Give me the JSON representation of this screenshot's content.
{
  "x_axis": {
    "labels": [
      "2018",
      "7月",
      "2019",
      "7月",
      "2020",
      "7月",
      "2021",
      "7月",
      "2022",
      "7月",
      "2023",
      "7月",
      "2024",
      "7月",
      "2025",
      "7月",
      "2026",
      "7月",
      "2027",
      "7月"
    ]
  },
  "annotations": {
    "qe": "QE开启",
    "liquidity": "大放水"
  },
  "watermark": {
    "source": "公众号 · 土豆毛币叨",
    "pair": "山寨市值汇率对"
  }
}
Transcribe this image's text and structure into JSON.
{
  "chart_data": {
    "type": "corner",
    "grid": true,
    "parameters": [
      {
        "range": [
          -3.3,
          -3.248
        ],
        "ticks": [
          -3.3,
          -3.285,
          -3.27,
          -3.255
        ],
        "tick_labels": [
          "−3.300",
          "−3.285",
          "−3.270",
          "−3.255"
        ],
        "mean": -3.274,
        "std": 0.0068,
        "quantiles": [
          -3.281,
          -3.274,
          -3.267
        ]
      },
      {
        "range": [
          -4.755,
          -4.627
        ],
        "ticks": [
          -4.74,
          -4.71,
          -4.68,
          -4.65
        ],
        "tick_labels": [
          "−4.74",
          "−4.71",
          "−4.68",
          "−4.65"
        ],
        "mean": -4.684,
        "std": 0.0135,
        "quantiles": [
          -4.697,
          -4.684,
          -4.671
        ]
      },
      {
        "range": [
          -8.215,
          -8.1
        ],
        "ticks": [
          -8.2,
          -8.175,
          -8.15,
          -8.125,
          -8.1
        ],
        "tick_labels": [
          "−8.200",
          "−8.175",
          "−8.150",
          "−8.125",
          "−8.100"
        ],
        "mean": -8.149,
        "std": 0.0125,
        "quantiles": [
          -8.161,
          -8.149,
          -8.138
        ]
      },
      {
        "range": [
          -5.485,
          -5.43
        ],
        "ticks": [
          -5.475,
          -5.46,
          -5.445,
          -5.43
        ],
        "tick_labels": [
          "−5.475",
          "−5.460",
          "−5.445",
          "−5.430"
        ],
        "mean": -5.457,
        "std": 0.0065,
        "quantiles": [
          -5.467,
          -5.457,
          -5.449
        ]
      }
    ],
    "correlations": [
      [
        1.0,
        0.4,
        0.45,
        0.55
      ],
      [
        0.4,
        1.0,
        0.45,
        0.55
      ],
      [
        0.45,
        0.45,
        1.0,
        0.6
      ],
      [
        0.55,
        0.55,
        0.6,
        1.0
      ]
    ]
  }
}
····················
■ Objective: Set down the material above again, word for word.

■ Task answer:
Give me the JSON representation of this screenshot's content.
{
  "x_axis": {
    "labels": [
      "2018",
      "7月",
      "2019",
      "7月",
      "2020",
      "7月",
      "2021",
      "7月",
      "2022",
      "7月",
      "2023",
      "7月",
      "2024",
      "7月",
      "2025",
      "7月",
      "2026",
      "7月",
      "2027",
      "7月"
    ]
  },
  "annotations": {
    "qe": "QE开启",
    "liquidity": "大放水"
  },
  "watermark": {
    "source": "公众号 · 土豆毛币叨",
    "pair": "山寨市值汇率对"
  }
}
Transcribe this image's text and structure into JSON.
{
  "chart_data": {
    "type": "corner",
    "grid": true,
    "parameters": [
      {
        "range": [
          -3.3,
          -3.248
        ],
        "ticks": [
          -3.3,
          -3.285,
          -3.27,
          -3.255
        ],
        "tick_labels": [
          "−3.300",
          "−3.285",
          "−3.270",
          "−3.255"
        ],
        "mean": -3.274,
        "std": 0.0068,
        "quantiles": [
          -3.281,
          -3.274,
          -3.267
        ]
      },
      {
        "range": [
          -4.755,
          -4.627
        ],
        "ticks": [
          -4.74,
          -4.71,
          -4.68,
          -4.65
        ],
        "tick_labels": [
          "−4.74",
          "−4.71",
          "−4.68",
          "−4.65"
        ],
        "mean": -4.684,
        "std": 0.0135,
        "quantiles": [
          -4.697,
          -4.684,
          -4.671
        ]
      },
      {
        "range": [
          -8.215,
          -8.1
        ],
        "ticks": [
          -8.2,
          -8.175,
          -8.15,
          -8.125,
          -8.1
        ],
        "tick_labels": [
          "−8.200",
          "−8.175",
          "−8.150",
          "−8.125",
          "−8.100"
        ],
        "mean": -8.149,
        "std": 0.0125,
        "quantiles": [
          -8.161,
          -8.149,
          -8.138
        ]
      },
      {
        "range": [
          -5.485,
          -5.43
        ],
        "ticks": [
          -5.475,
          -5.46,
          -5.445,
          -5.43
        ],
        "tick_labels": [
          "−5.475",
          "−5.460",
          "−5.445",
          "−5.430"
        ],
        "mean": -5.457,
        "std": 0.0065,
        "quantiles": [
          -5.467,
          -5.457,
          -5.449
        ]
      }
    ],
    "correlations": [
      [
        1.0,
        0.4,
        0.45,
        0.55
      ],
      [
        0.4,
        1.0,
        0.45,
        0.55
      ],
      [
        0.45,
        0.45,
        1.0,
        0.6
      ],
      [
        0.55,
        0.55,
        0.6,
        1.0
      ]
    ]
  }
}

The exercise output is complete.